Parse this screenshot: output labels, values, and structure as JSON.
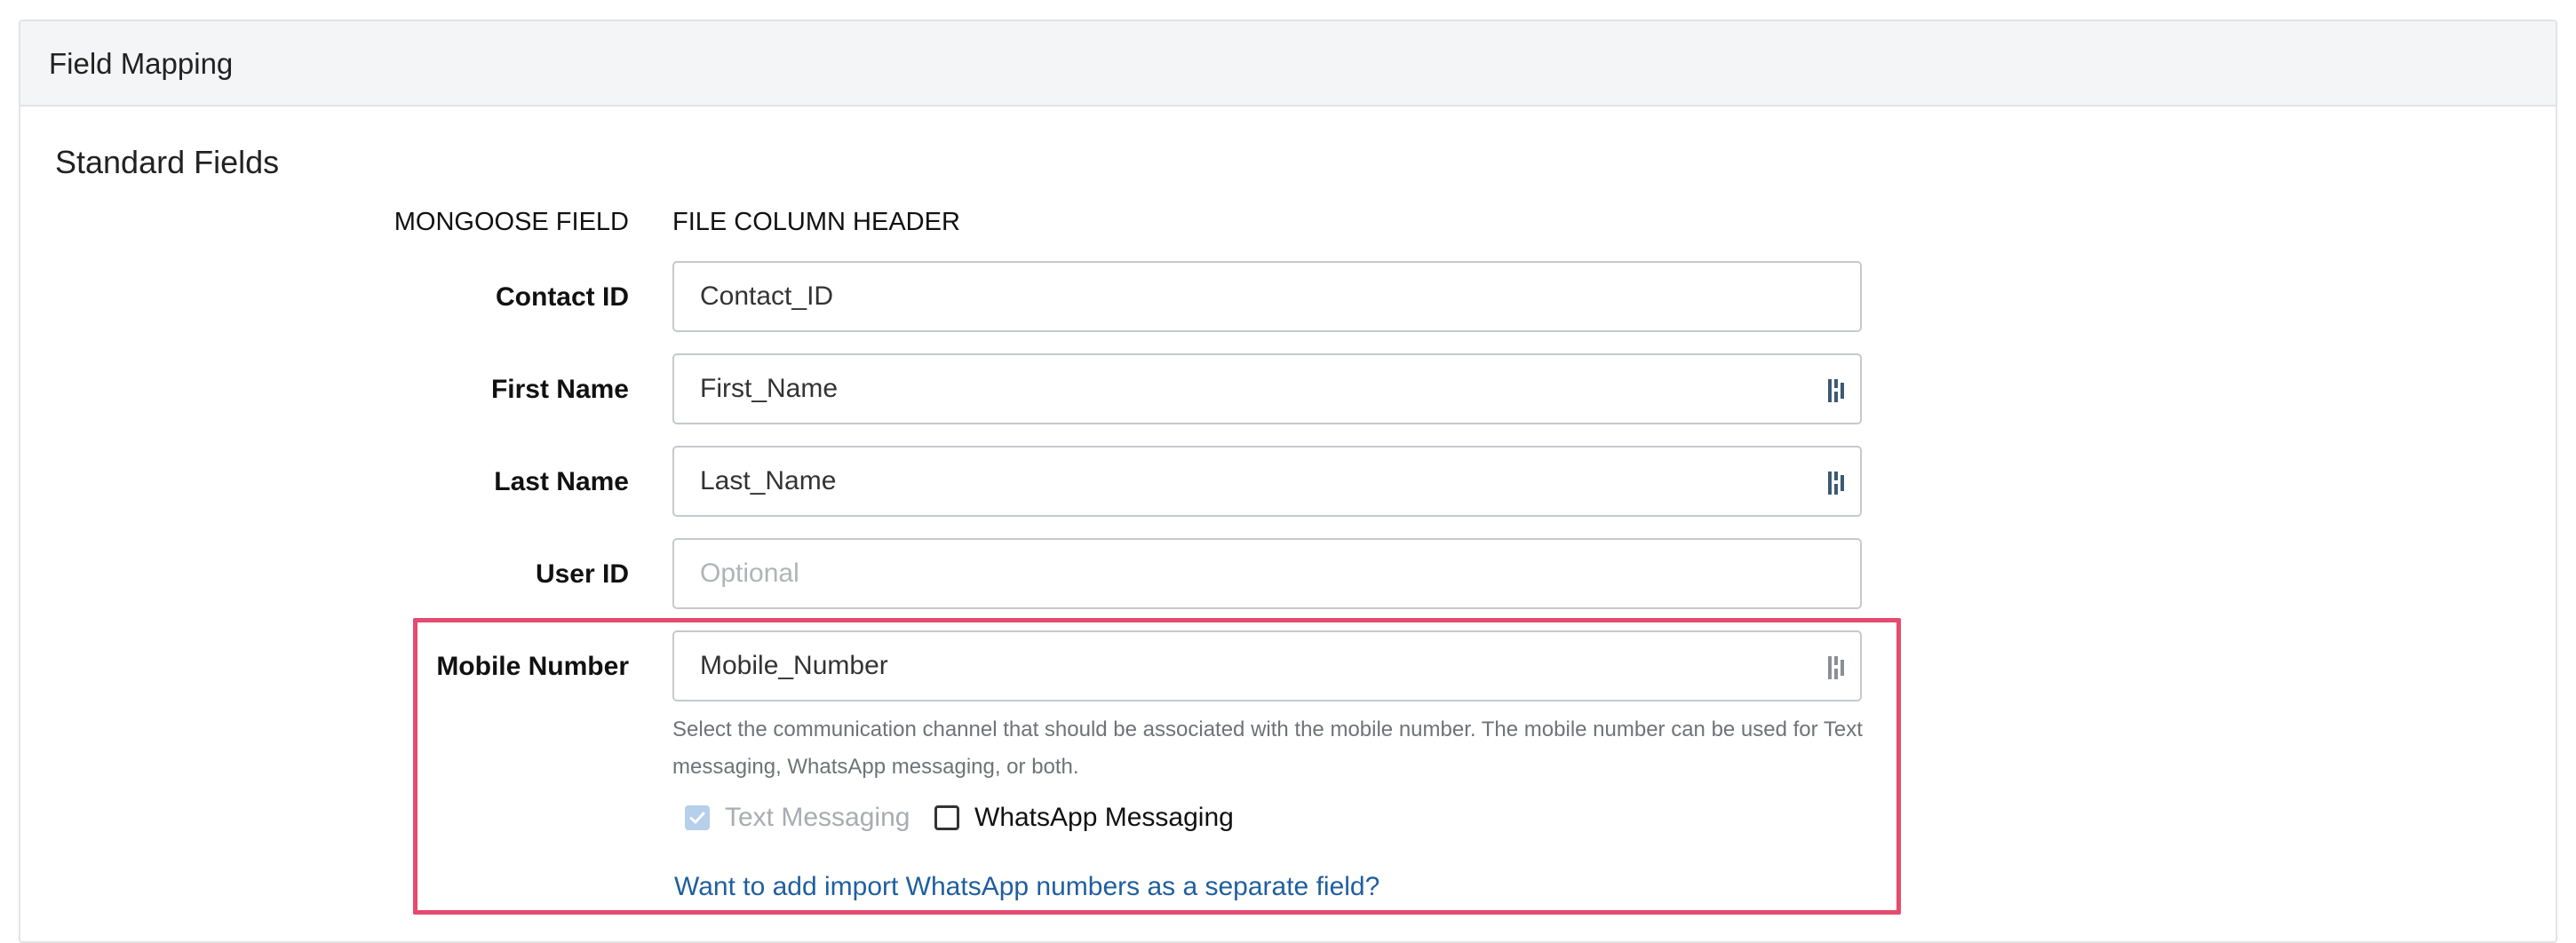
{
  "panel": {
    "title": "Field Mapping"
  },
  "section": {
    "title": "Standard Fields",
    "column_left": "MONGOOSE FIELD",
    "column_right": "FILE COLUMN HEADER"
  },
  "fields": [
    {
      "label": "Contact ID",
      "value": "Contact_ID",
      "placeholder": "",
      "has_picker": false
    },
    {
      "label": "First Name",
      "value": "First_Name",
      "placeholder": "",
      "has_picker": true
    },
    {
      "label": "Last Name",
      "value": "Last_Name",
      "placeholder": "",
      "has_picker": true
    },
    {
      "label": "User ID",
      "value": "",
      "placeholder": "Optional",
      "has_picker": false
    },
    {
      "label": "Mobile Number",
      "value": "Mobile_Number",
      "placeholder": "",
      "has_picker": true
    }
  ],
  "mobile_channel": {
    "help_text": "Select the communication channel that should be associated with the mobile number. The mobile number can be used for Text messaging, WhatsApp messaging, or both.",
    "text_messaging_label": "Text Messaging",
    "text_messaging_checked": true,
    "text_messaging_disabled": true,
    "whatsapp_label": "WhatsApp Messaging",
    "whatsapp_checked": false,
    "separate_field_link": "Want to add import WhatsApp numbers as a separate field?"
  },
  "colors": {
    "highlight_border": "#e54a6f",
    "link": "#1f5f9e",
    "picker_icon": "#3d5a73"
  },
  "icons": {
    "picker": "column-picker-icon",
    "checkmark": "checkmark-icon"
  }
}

▶ **Short problem**: Repeat verbatim all the material, but not the pictures.

▶ **Output for this task**:
Parse this screenshot: output labels, values, and structure as JSON.
{
  "panel": {
    "title": "Field Mapping"
  },
  "section": {
    "title": "Standard Fields",
    "column_left": "MONGOOSE FIELD",
    "column_right": "FILE COLUMN HEADER"
  },
  "fields": [
    {
      "label": "Contact ID",
      "value": "Contact_ID",
      "placeholder": "",
      "has_picker": false
    },
    {
      "label": "First Name",
      "value": "First_Name",
      "placeholder": "",
      "has_picker": true
    },
    {
      "label": "Last Name",
      "value": "Last_Name",
      "placeholder": "",
      "has_picker": true
    },
    {
      "label": "User ID",
      "value": "",
      "placeholder": "Optional",
      "has_picker": false
    },
    {
      "label": "Mobile Number",
      "value": "Mobile_Number",
      "placeholder": "",
      "has_picker": true
    }
  ],
  "mobile_channel": {
    "help_text": "Select the communication channel that should be associated with the mobile number. The mobile number can be used for Text messaging, WhatsApp messaging, or both.",
    "text_messaging_label": "Text Messaging",
    "text_messaging_checked": true,
    "text_messaging_disabled": true,
    "whatsapp_label": "WhatsApp Messaging",
    "whatsapp_checked": false,
    "separate_field_link": "Want to add import WhatsApp numbers as a separate field?"
  },
  "colors": {
    "highlight_border": "#e54a6f",
    "link": "#1f5f9e",
    "picker_icon": "#3d5a73"
  },
  "icons": {
    "picker": "column-picker-icon",
    "checkmark": "checkmark-icon"
  }
}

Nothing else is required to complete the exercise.